── Records for the task ──
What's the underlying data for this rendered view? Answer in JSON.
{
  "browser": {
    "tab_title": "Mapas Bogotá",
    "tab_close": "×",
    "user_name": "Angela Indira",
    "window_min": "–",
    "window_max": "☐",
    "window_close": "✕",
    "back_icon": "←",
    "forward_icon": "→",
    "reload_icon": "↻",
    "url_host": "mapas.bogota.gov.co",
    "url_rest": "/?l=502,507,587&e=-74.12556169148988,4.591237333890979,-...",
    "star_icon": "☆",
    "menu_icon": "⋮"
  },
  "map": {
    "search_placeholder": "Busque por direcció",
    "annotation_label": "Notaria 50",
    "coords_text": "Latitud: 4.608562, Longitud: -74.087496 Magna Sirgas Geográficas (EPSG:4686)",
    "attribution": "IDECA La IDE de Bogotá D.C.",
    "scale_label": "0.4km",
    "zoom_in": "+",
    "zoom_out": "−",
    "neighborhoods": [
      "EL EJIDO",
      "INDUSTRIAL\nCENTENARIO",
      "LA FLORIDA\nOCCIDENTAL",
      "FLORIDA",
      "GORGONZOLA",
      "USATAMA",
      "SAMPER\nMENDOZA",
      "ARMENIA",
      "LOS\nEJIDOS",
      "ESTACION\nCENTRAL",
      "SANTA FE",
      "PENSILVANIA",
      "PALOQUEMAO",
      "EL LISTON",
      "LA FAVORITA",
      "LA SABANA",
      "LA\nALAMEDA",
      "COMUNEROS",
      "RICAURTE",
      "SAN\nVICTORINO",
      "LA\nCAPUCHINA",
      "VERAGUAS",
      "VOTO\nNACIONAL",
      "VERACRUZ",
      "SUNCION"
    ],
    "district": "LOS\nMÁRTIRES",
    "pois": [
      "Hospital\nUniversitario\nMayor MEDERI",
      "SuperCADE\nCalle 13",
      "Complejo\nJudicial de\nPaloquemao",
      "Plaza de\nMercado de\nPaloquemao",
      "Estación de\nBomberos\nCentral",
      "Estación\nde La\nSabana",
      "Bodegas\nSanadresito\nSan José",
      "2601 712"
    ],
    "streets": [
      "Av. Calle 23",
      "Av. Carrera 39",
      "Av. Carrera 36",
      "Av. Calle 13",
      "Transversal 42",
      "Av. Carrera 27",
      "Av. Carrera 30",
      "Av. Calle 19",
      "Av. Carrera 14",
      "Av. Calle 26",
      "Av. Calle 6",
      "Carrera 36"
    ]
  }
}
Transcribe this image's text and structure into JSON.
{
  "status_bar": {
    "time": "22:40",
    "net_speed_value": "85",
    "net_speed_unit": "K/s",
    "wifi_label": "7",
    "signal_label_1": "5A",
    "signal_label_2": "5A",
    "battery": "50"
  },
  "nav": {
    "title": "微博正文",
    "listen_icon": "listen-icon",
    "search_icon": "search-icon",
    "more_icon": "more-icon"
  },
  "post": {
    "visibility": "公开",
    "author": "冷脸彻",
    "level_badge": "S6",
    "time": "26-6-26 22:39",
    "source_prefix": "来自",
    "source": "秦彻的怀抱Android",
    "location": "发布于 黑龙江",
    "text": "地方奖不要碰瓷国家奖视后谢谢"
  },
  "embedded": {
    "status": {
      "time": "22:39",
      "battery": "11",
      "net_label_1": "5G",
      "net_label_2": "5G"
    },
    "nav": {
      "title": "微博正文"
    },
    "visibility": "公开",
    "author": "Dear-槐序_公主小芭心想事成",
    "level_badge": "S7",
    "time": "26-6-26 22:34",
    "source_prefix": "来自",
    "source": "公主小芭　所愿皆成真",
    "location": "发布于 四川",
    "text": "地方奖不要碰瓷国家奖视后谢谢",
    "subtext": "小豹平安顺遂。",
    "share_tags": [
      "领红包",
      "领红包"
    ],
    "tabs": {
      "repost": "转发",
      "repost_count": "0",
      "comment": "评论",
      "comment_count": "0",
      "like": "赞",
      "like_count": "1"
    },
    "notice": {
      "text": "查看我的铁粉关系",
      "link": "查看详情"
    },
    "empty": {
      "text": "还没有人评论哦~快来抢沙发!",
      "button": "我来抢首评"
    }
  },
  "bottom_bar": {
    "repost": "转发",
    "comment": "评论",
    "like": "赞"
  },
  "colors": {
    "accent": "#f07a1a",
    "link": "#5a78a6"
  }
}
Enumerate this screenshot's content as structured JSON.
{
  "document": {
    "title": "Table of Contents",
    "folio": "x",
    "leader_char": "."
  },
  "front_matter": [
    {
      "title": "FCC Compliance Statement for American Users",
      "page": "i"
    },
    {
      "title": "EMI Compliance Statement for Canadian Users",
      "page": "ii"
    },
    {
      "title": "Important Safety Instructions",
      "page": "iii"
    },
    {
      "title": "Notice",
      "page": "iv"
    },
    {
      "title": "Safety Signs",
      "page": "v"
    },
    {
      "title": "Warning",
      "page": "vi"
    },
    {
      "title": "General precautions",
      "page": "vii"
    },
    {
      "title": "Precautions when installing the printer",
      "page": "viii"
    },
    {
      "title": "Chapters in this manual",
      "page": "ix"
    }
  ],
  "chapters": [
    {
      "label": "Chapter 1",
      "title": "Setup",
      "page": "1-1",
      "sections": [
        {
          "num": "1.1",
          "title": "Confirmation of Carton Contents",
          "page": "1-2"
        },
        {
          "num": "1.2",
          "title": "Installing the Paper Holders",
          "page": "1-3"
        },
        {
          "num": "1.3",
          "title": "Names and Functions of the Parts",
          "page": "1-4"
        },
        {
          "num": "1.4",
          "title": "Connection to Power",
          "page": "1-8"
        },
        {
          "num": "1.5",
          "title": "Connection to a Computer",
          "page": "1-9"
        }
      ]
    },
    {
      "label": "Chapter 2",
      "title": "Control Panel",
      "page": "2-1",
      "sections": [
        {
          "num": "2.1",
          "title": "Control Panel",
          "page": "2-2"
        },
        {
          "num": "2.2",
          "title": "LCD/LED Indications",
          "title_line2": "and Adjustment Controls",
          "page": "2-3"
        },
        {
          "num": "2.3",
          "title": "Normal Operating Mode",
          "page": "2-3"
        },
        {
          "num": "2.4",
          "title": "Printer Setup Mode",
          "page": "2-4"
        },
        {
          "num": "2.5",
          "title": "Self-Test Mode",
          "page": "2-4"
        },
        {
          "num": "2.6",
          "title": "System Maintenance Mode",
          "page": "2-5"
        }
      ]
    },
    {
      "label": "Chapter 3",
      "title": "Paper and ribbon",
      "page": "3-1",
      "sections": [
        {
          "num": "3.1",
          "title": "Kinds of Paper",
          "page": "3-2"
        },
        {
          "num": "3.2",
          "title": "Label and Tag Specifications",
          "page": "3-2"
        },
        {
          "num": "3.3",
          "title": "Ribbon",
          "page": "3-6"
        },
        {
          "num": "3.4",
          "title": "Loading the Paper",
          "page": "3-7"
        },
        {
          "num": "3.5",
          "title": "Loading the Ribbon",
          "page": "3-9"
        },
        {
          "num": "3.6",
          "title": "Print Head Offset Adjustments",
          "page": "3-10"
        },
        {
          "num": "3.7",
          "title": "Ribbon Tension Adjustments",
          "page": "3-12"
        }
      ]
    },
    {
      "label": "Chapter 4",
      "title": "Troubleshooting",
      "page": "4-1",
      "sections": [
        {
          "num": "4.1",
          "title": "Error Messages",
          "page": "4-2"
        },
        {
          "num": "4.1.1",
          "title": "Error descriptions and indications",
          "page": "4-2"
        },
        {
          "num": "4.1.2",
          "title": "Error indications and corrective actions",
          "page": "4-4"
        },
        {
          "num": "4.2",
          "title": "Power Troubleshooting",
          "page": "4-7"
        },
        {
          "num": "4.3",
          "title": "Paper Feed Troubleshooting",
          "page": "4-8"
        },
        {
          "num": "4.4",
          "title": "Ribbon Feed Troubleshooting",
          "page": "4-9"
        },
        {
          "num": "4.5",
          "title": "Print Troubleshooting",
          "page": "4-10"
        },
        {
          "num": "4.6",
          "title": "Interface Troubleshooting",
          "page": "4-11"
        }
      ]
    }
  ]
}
───
**What is expected**
Count the lines in the records above that contain the word "Paper", and give only the number.

**The answer**
5